**PROBLEM**
Images excluded, repeat each entry below exactly.

**STORED ROWS**
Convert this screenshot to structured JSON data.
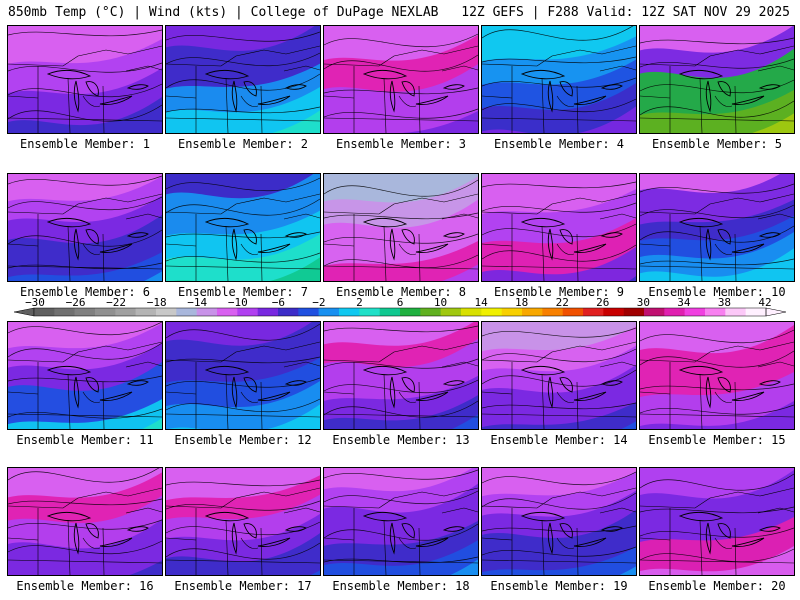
{
  "header": {
    "left": "850mb Temp (°C) | Wind (kts) | College of DuPage NEXLAB",
    "right": "12Z GEFS | F288 Valid: 12Z SAT NOV 29 2025"
  },
  "colorbar": {
    "labels": [
      "-30",
      "-26",
      "-22",
      "-18",
      "-14",
      "-10",
      "-6",
      "-2",
      "2",
      "6",
      "10",
      "14",
      "18",
      "22",
      "26",
      "30",
      "34",
      "38",
      "42"
    ],
    "colors": [
      "#606060",
      "#707070",
      "#808080",
      "#909090",
      "#a0a0a0",
      "#b4b4b4",
      "#c8c8c8",
      "#a9b7dc",
      "#c892e8",
      "#d860f0",
      "#b040f0",
      "#7828e0",
      "#3c2cc8",
      "#2050e0",
      "#1890f0",
      "#10c8f0",
      "#20e0c8",
      "#10c890",
      "#20b040",
      "#60b020",
      "#a0c810",
      "#d8e000",
      "#f0f000",
      "#f8d000",
      "#f8a800",
      "#f88000",
      "#f05000",
      "#e02020",
      "#c80000",
      "#a00000",
      "#c01070",
      "#e020b0",
      "#f040e0",
      "#f880f0",
      "#fcc8f8",
      "#fff0ff"
    ]
  },
  "panels": [
    {
      "caption": "Ensemble Member: 1",
      "palette": [
        "#d860f0",
        "#b040f0",
        "#7828e0",
        "#3c2cc8",
        "#b040f0"
      ]
    },
    {
      "caption": "Ensemble Member: 2",
      "palette": [
        "#7828e0",
        "#3c2cc8",
        "#1890f0",
        "#10c8f0",
        "#20e0c8",
        "#10c890"
      ]
    },
    {
      "caption": "Ensemble Member: 3",
      "palette": [
        "#d860f0",
        "#e020b0",
        "#b040f0",
        "#7828e0",
        "#3c2cc8"
      ]
    },
    {
      "caption": "Ensemble Member: 4",
      "palette": [
        "#10c8f0",
        "#1890f0",
        "#2050e0",
        "#3c2cc8",
        "#7828e0",
        "#b040f0"
      ]
    },
    {
      "caption": "Ensemble Member: 5",
      "palette": [
        "#d860f0",
        "#7828e0",
        "#20b040",
        "#60b020",
        "#a0c810",
        "#10c8f0"
      ]
    },
    {
      "caption": "Ensemble Member: 6",
      "palette": [
        "#d860f0",
        "#b040f0",
        "#7828e0",
        "#3c2cc8",
        "#2050e0",
        "#1890f0",
        "#10c8f0"
      ]
    },
    {
      "caption": "Ensemble Member: 7",
      "palette": [
        "#3c2cc8",
        "#1890f0",
        "#10c8f0",
        "#20e0c8",
        "#10c890",
        "#60b020"
      ]
    },
    {
      "caption": "Ensemble Member: 8",
      "palette": [
        "#a9b7dc",
        "#c892e8",
        "#d860f0",
        "#e020b0",
        "#b040f0",
        "#7828e0"
      ]
    },
    {
      "caption": "Ensemble Member: 9",
      "palette": [
        "#d860f0",
        "#b040f0",
        "#e020b0",
        "#7828e0",
        "#3c2cc8"
      ]
    },
    {
      "caption": "Ensemble Member: 10",
      "palette": [
        "#d860f0",
        "#7828e0",
        "#3c2cc8",
        "#2050e0",
        "#1890f0",
        "#10c8f0",
        "#20e0c8",
        "#10c890"
      ]
    },
    {
      "caption": "Ensemble Member: 11",
      "palette": [
        "#d860f0",
        "#b040f0",
        "#7828e0",
        "#2050e0",
        "#10c8f0",
        "#20e0c8",
        "#10c890"
      ]
    },
    {
      "caption": "Ensemble Member: 12",
      "palette": [
        "#7828e0",
        "#3c2cc8",
        "#2050e0",
        "#1890f0",
        "#10c8f0",
        "#20e0c8"
      ]
    },
    {
      "caption": "Ensemble Member: 13",
      "palette": [
        "#d860f0",
        "#e020b0",
        "#b040f0",
        "#7828e0",
        "#3c2cc8",
        "#2050e0",
        "#10c8f0"
      ]
    },
    {
      "caption": "Ensemble Member: 14",
      "palette": [
        "#c892e8",
        "#d860f0",
        "#b040f0",
        "#7828e0",
        "#3c2cc8",
        "#2050e0",
        "#1890f0"
      ]
    },
    {
      "caption": "Ensemble Member: 15",
      "palette": [
        "#d860f0",
        "#e020b0",
        "#b040f0",
        "#7828e0",
        "#3c2cc8"
      ]
    },
    {
      "caption": "Ensemble Member: 16",
      "palette": [
        "#d860f0",
        "#e020b0",
        "#b040f0",
        "#7828e0",
        "#3c2cc8",
        "#2050e0"
      ]
    },
    {
      "caption": "Ensemble Member: 17",
      "palette": [
        "#d860f0",
        "#e020b0",
        "#b040f0",
        "#7828e0",
        "#3c2cc8",
        "#2050e0",
        "#10c8f0"
      ]
    },
    {
      "caption": "Ensemble Member: 18",
      "palette": [
        "#d860f0",
        "#b040f0",
        "#7828e0",
        "#3c2cc8",
        "#2050e0",
        "#1890f0",
        "#10c8f0"
      ]
    },
    {
      "caption": "Ensemble Member: 19",
      "palette": [
        "#d860f0",
        "#b040f0",
        "#7828e0",
        "#3c2cc8",
        "#2050e0",
        "#1890f0",
        "#10c8f0"
      ]
    },
    {
      "caption": "Ensemble Member: 20",
      "palette": [
        "#b040f0",
        "#7828e0",
        "#e020b0",
        "#d860f0",
        "#b040f0"
      ]
    }
  ]
}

**PROBLEM SOLUTION**
Convert this screenshot to structured JSON data.
{
  "header": {
    "left": "850mb Temp (°C) | Wind (kts) | College of DuPage NEXLAB",
    "right": "12Z GEFS | F288 Valid: 12Z SAT NOV 29 2025"
  },
  "colorbar": {
    "labels": [
      "-30",
      "-26",
      "-22",
      "-18",
      "-14",
      "-10",
      "-6",
      "-2",
      "2",
      "6",
      "10",
      "14",
      "18",
      "22",
      "26",
      "30",
      "34",
      "38",
      "42"
    ],
    "colors": [
      "#606060",
      "#707070",
      "#808080",
      "#909090",
      "#a0a0a0",
      "#b4b4b4",
      "#c8c8c8",
      "#a9b7dc",
      "#c892e8",
      "#d860f0",
      "#b040f0",
      "#7828e0",
      "#3c2cc8",
      "#2050e0",
      "#1890f0",
      "#10c8f0",
      "#20e0c8",
      "#10c890",
      "#20b040",
      "#60b020",
      "#a0c810",
      "#d8e000",
      "#f0f000",
      "#f8d000",
      "#f8a800",
      "#f88000",
      "#f05000",
      "#e02020",
      "#c80000",
      "#a00000",
      "#c01070",
      "#e020b0",
      "#f040e0",
      "#f880f0",
      "#fcc8f8",
      "#fff0ff"
    ]
  },
  "panels": [
    {
      "caption": "Ensemble Member: 1",
      "palette": [
        "#d860f0",
        "#b040f0",
        "#7828e0",
        "#3c2cc8",
        "#b040f0"
      ]
    },
    {
      "caption": "Ensemble Member: 2",
      "palette": [
        "#7828e0",
        "#3c2cc8",
        "#1890f0",
        "#10c8f0",
        "#20e0c8",
        "#10c890"
      ]
    },
    {
      "caption": "Ensemble Member: 3",
      "palette": [
        "#d860f0",
        "#e020b0",
        "#b040f0",
        "#7828e0",
        "#3c2cc8"
      ]
    },
    {
      "caption": "Ensemble Member: 4",
      "palette": [
        "#10c8f0",
        "#1890f0",
        "#2050e0",
        "#3c2cc8",
        "#7828e0",
        "#b040f0"
      ]
    },
    {
      "caption": "Ensemble Member: 5",
      "palette": [
        "#d860f0",
        "#7828e0",
        "#20b040",
        "#60b020",
        "#a0c810",
        "#10c8f0"
      ]
    },
    {
      "caption": "Ensemble Member: 6",
      "palette": [
        "#d860f0",
        "#b040f0",
        "#7828e0",
        "#3c2cc8",
        "#2050e0",
        "#1890f0",
        "#10c8f0"
      ]
    },
    {
      "caption": "Ensemble Member: 7",
      "palette": [
        "#3c2cc8",
        "#1890f0",
        "#10c8f0",
        "#20e0c8",
        "#10c890",
        "#60b020"
      ]
    },
    {
      "caption": "Ensemble Member: 8",
      "palette": [
        "#a9b7dc",
        "#c892e8",
        "#d860f0",
        "#e020b0",
        "#b040f0",
        "#7828e0"
      ]
    },
    {
      "caption": "Ensemble Member: 9",
      "palette": [
        "#d860f0",
        "#b040f0",
        "#e020b0",
        "#7828e0",
        "#3c2cc8"
      ]
    },
    {
      "caption": "Ensemble Member: 10",
      "palette": [
        "#d860f0",
        "#7828e0",
        "#3c2cc8",
        "#2050e0",
        "#1890f0",
        "#10c8f0",
        "#20e0c8",
        "#10c890"
      ]
    },
    {
      "caption": "Ensemble Member: 11",
      "palette": [
        "#d860f0",
        "#b040f0",
        "#7828e0",
        "#2050e0",
        "#10c8f0",
        "#20e0c8",
        "#10c890"
      ]
    },
    {
      "caption": "Ensemble Member: 12",
      "palette": [
        "#7828e0",
        "#3c2cc8",
        "#2050e0",
        "#1890f0",
        "#10c8f0",
        "#20e0c8"
      ]
    },
    {
      "caption": "Ensemble Member: 13",
      "palette": [
        "#d860f0",
        "#e020b0",
        "#b040f0",
        "#7828e0",
        "#3c2cc8",
        "#2050e0",
        "#10c8f0"
      ]
    },
    {
      "caption": "Ensemble Member: 14",
      "palette": [
        "#c892e8",
        "#d860f0",
        "#b040f0",
        "#7828e0",
        "#3c2cc8",
        "#2050e0",
        "#1890f0"
      ]
    },
    {
      "caption": "Ensemble Member: 15",
      "palette": [
        "#d860f0",
        "#e020b0",
        "#b040f0",
        "#7828e0",
        "#3c2cc8"
      ]
    },
    {
      "caption": "Ensemble Member: 16",
      "palette": [
        "#d860f0",
        "#e020b0",
        "#b040f0",
        "#7828e0",
        "#3c2cc8",
        "#2050e0"
      ]
    },
    {
      "caption": "Ensemble Member: 17",
      "palette": [
        "#d860f0",
        "#e020b0",
        "#b040f0",
        "#7828e0",
        "#3c2cc8",
        "#2050e0",
        "#10c8f0"
      ]
    },
    {
      "caption": "Ensemble Member: 18",
      "palette": [
        "#d860f0",
        "#b040f0",
        "#7828e0",
        "#3c2cc8",
        "#2050e0",
        "#1890f0",
        "#10c8f0"
      ]
    },
    {
      "caption": "Ensemble Member: 19",
      "palette": [
        "#d860f0",
        "#b040f0",
        "#7828e0",
        "#3c2cc8",
        "#2050e0",
        "#1890f0",
        "#10c8f0"
      ]
    },
    {
      "caption": "Ensemble Member: 20",
      "palette": [
        "#b040f0",
        "#7828e0",
        "#e020b0",
        "#d860f0",
        "#b040f0"
      ]
    }
  ]
}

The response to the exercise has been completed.